Problem ▸ Give only the number of lines in the following entries where "name" appears.

***

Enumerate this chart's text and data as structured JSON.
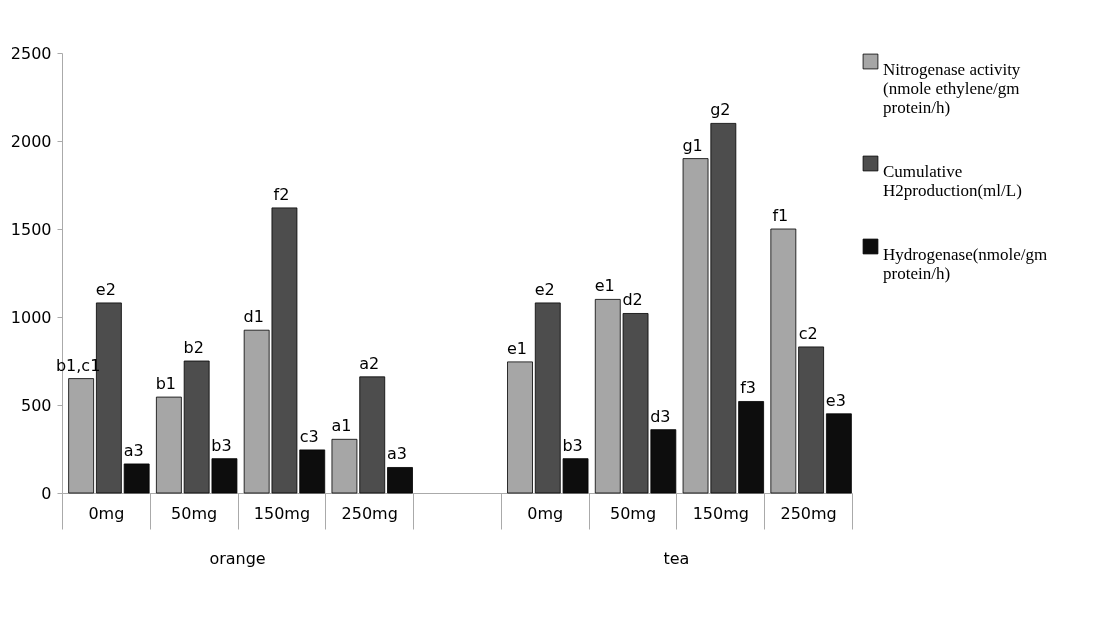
{
  "chart_data": {
    "type": "bar",
    "categories": [
      "0mg",
      "50mg",
      "150mg",
      "250mg",
      null,
      "0mg",
      "50mg",
      "150mg",
      "250mg"
    ],
    "series": [
      {
        "name": "Nitrogenase activity (nmole ethylene/gm protein/h)",
        "color": "#a6a6a6",
        "values": [
          650,
          545,
          925,
          305,
          null,
          745,
          1100,
          1900,
          1500
        ],
        "value_labels": [
          "b1,c1",
          "b1",
          "d1",
          "a1",
          null,
          "e1",
          "e1",
          "g1",
          "f1"
        ]
      },
      {
        "name": "Cumulative H2production(ml/L)",
        "color": "#4d4d4d",
        "values": [
          1080,
          750,
          1620,
          660,
          null,
          1080,
          1020,
          2100,
          830
        ],
        "value_labels": [
          "e2",
          "b2",
          "f2",
          "a2",
          null,
          "e2",
          "d2",
          "g2",
          "c2"
        ]
      },
      {
        "name": "Hydrogenase(nmole/gm protein/h)",
        "color": "#0d0d0d",
        "values": [
          165,
          195,
          245,
          145,
          null,
          195,
          360,
          520,
          450
        ],
        "value_labels": [
          "a3",
          "b3",
          "c3",
          "a3",
          null,
          "b3",
          "d3",
          "f3",
          "e3"
        ]
      }
    ],
    "annotations": [
      "orange",
      "tea"
    ],
    "ylim": [
      0,
      2500
    ],
    "yticks": [
      0,
      500,
      1000,
      1500,
      2000,
      2500
    ],
    "grid": false,
    "legend": "right"
  }
}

***

Answer to the problem ▸ 3